Identify the lines containing the word "JSON". Copy each one.

→ **DATASET EXTRACT**
——————

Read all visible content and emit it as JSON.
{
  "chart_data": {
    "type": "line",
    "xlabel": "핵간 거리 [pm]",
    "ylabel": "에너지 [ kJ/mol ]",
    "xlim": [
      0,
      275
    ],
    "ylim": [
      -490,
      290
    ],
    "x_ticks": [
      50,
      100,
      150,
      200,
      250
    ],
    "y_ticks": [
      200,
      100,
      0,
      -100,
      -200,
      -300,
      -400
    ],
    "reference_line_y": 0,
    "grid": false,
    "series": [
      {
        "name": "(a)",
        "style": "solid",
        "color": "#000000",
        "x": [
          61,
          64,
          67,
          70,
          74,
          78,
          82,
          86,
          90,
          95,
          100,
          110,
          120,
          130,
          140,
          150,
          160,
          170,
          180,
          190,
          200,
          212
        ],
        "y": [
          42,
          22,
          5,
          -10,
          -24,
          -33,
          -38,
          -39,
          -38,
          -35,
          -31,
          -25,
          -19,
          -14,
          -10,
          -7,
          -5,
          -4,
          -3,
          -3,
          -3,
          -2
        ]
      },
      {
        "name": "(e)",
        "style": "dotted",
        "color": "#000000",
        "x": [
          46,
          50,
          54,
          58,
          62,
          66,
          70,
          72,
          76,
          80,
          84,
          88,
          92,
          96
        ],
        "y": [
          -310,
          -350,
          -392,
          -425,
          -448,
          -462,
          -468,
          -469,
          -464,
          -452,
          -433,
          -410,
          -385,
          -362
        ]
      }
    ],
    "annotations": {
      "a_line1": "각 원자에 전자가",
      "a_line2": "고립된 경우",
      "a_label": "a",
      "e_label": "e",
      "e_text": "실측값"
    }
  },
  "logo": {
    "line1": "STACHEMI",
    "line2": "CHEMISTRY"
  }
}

——————

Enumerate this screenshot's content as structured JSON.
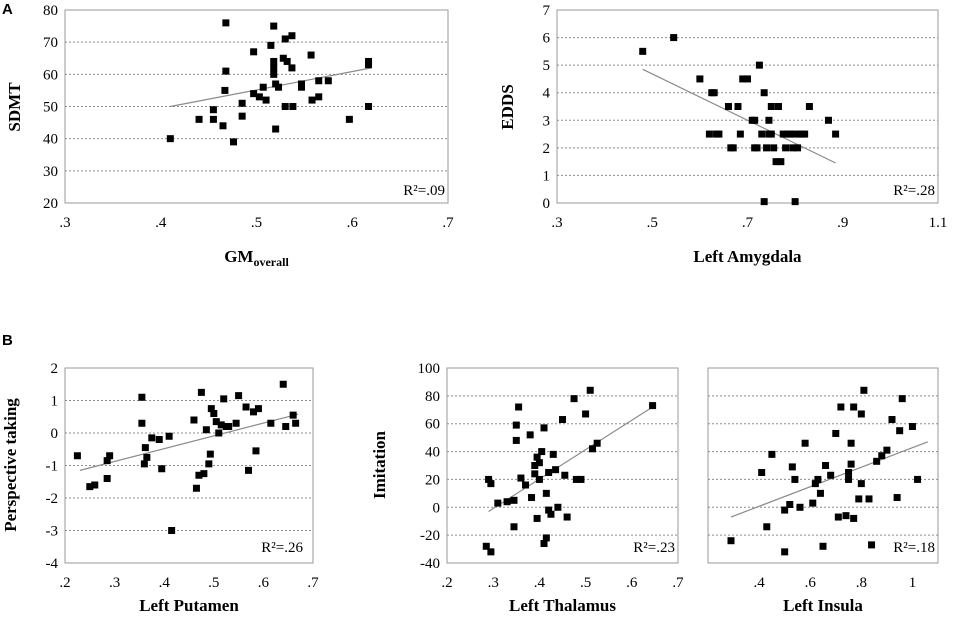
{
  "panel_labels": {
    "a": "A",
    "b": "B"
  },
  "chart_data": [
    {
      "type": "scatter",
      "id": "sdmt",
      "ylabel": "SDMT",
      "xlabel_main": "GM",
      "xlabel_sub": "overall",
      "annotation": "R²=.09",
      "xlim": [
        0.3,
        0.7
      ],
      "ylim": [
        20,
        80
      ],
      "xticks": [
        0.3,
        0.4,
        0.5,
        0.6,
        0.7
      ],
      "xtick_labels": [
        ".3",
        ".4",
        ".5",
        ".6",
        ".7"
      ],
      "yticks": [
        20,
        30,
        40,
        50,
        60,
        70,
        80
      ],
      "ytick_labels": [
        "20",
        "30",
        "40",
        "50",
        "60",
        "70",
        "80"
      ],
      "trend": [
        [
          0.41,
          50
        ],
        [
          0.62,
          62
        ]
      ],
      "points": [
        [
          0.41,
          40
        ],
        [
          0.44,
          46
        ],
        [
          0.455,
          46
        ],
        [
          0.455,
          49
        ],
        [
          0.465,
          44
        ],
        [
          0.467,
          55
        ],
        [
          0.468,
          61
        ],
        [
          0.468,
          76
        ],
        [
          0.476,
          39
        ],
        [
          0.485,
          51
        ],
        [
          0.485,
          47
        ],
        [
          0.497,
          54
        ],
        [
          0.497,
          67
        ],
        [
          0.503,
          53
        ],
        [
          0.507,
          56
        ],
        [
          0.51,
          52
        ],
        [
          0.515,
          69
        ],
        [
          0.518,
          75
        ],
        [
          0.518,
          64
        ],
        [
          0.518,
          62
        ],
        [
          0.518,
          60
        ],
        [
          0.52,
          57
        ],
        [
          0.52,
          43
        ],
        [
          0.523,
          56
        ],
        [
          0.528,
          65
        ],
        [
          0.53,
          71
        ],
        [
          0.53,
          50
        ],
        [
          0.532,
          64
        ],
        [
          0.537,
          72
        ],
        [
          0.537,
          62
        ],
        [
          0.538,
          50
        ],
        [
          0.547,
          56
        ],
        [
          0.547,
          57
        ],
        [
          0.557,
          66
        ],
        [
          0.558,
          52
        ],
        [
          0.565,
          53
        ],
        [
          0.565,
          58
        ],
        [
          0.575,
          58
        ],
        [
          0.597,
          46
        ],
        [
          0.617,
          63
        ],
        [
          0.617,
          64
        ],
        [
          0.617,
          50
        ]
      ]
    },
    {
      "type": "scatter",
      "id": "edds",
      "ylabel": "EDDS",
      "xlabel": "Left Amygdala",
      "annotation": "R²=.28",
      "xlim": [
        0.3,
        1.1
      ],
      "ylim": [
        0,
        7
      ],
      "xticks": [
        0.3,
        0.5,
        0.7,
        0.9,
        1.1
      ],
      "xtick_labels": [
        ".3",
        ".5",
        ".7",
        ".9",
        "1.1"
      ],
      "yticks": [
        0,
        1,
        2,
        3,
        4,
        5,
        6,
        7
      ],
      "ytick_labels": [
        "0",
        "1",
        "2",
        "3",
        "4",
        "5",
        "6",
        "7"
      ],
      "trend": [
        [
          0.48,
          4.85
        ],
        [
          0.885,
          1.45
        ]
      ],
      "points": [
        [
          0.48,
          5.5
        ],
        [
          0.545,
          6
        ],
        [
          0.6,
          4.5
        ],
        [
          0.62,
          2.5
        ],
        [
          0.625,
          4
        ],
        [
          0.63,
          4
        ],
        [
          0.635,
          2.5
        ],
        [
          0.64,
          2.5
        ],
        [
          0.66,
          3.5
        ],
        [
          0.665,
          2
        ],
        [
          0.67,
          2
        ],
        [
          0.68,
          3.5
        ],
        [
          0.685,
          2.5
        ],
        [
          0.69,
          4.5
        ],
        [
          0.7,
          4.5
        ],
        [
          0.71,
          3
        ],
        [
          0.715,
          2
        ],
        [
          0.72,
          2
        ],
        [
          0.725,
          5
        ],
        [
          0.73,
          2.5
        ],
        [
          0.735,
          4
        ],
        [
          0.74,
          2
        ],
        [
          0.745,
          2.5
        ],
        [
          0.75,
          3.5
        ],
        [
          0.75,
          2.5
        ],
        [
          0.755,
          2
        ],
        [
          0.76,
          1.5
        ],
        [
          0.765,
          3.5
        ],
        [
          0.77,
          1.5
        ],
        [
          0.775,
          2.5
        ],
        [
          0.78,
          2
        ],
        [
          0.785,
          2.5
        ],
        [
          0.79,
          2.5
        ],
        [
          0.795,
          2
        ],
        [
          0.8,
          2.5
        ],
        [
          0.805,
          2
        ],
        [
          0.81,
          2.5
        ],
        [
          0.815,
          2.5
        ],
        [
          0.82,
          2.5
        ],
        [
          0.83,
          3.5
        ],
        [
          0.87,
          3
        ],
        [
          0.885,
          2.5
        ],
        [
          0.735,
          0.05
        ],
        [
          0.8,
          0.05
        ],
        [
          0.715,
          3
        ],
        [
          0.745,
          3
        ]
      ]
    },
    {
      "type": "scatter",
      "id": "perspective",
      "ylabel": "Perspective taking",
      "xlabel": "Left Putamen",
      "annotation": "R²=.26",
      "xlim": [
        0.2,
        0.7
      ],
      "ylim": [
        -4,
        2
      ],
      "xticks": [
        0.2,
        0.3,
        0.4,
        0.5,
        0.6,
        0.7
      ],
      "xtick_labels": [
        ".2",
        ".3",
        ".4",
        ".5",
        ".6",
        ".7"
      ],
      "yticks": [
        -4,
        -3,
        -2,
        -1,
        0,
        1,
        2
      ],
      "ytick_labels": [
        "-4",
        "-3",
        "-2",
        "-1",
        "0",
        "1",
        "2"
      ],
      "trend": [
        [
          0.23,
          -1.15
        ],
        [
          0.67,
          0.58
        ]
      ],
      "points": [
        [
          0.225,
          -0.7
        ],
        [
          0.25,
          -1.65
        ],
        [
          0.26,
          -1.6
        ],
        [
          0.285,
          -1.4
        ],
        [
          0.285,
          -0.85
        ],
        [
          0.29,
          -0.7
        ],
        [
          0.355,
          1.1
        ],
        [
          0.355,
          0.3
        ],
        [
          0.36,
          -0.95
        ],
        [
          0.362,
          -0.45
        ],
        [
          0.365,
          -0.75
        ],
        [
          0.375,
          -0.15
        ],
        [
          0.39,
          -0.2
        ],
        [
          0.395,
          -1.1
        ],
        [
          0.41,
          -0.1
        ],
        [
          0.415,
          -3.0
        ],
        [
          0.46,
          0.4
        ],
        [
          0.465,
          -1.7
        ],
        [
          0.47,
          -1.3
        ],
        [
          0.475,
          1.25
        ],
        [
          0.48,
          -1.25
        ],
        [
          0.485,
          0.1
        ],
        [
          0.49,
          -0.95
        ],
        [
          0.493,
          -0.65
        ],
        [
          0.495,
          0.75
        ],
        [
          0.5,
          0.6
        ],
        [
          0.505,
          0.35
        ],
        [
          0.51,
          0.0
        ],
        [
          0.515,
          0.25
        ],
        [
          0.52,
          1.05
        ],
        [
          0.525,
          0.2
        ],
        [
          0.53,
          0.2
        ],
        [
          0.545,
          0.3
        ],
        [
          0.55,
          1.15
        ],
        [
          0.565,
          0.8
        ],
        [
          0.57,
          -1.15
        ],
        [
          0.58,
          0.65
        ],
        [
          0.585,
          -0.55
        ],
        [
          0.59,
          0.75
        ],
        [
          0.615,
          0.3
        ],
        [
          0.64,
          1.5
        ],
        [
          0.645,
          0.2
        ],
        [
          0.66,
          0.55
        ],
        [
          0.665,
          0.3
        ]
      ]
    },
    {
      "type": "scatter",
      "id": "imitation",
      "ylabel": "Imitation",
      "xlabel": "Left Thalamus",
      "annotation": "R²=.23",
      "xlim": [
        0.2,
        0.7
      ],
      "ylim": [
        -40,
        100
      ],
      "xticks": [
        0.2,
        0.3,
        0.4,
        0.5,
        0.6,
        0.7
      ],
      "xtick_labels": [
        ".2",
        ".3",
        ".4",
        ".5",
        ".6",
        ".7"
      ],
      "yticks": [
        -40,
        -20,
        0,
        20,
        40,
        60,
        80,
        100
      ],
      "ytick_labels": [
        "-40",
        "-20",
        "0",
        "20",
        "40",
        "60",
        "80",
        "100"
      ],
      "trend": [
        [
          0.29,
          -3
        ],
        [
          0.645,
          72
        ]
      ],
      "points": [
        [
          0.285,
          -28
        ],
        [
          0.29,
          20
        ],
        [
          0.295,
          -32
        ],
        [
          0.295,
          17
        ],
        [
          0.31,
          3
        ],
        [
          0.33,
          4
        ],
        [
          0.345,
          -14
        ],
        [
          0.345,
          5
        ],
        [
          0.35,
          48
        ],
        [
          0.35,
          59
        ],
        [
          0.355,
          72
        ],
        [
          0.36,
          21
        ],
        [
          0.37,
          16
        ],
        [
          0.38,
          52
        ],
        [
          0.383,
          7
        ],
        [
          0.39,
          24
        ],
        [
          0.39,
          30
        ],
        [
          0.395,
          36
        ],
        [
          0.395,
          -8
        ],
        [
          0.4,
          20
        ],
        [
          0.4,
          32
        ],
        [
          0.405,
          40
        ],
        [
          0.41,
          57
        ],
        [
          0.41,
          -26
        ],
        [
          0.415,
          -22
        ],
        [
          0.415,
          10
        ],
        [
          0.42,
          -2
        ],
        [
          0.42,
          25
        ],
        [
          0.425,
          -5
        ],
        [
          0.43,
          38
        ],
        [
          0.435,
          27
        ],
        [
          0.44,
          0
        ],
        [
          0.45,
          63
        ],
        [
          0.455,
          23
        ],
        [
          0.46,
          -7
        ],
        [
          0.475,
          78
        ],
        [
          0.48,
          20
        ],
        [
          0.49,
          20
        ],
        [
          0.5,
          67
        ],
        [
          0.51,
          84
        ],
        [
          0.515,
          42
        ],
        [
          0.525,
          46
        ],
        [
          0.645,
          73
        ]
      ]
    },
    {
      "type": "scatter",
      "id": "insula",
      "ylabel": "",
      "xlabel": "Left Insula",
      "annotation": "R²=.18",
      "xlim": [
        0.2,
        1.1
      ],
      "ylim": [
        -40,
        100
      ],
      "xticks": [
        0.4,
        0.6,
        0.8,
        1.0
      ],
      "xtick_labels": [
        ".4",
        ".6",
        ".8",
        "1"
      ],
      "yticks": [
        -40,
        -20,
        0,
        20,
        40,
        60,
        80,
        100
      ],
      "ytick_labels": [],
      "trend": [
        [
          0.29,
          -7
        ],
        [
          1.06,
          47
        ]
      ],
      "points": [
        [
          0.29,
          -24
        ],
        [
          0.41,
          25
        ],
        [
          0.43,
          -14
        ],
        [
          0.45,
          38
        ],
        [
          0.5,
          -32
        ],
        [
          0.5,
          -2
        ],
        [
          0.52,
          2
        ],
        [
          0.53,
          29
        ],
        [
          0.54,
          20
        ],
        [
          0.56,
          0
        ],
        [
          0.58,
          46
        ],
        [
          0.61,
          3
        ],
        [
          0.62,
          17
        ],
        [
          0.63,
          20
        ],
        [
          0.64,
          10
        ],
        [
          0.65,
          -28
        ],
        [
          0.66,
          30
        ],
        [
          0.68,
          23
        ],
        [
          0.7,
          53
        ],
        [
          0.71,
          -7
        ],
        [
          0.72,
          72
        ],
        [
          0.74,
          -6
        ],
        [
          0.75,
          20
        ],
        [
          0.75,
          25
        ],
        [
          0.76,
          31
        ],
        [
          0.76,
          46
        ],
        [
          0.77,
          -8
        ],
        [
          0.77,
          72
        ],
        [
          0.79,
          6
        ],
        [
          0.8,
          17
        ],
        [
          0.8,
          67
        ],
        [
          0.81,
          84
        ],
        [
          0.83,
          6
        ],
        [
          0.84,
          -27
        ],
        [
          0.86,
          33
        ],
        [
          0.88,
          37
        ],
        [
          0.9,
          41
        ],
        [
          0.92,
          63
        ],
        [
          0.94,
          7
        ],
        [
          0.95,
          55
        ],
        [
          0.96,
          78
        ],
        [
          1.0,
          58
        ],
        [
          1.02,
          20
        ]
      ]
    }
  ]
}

——————

→ **WRITTEN RESPONSE**
Read all visible content and emit it as JSON.
Enumerate this screenshot's content as structured JSON.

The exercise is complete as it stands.